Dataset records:
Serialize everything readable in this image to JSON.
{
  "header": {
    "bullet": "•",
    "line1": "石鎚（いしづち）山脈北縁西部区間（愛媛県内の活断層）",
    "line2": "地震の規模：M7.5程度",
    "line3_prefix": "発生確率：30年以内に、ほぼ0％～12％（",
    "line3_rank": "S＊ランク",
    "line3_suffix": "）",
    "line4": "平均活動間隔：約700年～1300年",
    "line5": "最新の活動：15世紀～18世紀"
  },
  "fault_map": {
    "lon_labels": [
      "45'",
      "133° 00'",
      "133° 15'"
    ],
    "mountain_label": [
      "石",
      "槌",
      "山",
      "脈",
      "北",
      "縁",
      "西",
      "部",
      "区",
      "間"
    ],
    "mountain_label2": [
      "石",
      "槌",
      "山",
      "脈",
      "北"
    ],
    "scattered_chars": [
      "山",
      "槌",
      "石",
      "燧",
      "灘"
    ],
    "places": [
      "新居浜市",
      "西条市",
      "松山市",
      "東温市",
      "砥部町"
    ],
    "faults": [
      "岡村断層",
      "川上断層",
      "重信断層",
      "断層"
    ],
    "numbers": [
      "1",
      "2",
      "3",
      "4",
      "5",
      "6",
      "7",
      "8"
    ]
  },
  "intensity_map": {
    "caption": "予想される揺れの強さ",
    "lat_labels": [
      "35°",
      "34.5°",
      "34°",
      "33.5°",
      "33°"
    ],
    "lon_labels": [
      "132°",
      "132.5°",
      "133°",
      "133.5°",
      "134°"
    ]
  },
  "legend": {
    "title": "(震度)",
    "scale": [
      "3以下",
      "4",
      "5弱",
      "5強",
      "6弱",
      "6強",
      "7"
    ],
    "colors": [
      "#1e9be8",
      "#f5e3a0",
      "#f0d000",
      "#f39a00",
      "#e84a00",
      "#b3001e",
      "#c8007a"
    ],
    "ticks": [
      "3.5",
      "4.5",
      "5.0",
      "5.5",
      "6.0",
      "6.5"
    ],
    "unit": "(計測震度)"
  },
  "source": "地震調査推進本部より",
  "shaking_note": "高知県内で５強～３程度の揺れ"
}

WRITTEN TASK:
Reproduce each line verbatim.

TASK ANSWER:
Serialize everything readable in this image to JSON.
{
  "header": {
    "bullet": "•",
    "line1": "石鎚（いしづち）山脈北縁西部区間（愛媛県内の活断層）",
    "line2": "地震の規模：M7.5程度",
    "line3_prefix": "発生確率：30年以内に、ほぼ0％～12％（",
    "line3_rank": "S＊ランク",
    "line3_suffix": "）",
    "line4": "平均活動間隔：約700年～1300年",
    "line5": "最新の活動：15世紀～18世紀"
  },
  "fault_map": {
    "lon_labels": [
      "45'",
      "133° 00'",
      "133° 15'"
    ],
    "mountain_label": [
      "石",
      "槌",
      "山",
      "脈",
      "北",
      "縁",
      "西",
      "部",
      "区",
      "間"
    ],
    "mountain_label2": [
      "石",
      "槌",
      "山",
      "脈",
      "北"
    ],
    "scattered_chars": [
      "山",
      "槌",
      "石",
      "燧",
      "灘"
    ],
    "places": [
      "新居浜市",
      "西条市",
      "松山市",
      "東温市",
      "砥部町"
    ],
    "faults": [
      "岡村断層",
      "川上断層",
      "重信断層",
      "断層"
    ],
    "numbers": [
      "1",
      "2",
      "3",
      "4",
      "5",
      "6",
      "7",
      "8"
    ]
  },
  "intensity_map": {
    "caption": "予想される揺れの強さ",
    "lat_labels": [
      "35°",
      "34.5°",
      "34°",
      "33.5°",
      "33°"
    ],
    "lon_labels": [
      "132°",
      "132.5°",
      "133°",
      "133.5°",
      "134°"
    ]
  },
  "legend": {
    "title": "(震度)",
    "scale": [
      "3以下",
      "4",
      "5弱",
      "5強",
      "6弱",
      "6強",
      "7"
    ],
    "colors": [
      "#1e9be8",
      "#f5e3a0",
      "#f0d000",
      "#f39a00",
      "#e84a00",
      "#b3001e",
      "#c8007a"
    ],
    "ticks": [
      "3.5",
      "4.5",
      "5.0",
      "5.5",
      "6.0",
      "6.5"
    ],
    "unit": "(計測震度)"
  },
  "source": "地震調査推進本部より",
  "shaking_note": "高知県内で５強～３程度の揺れ"
}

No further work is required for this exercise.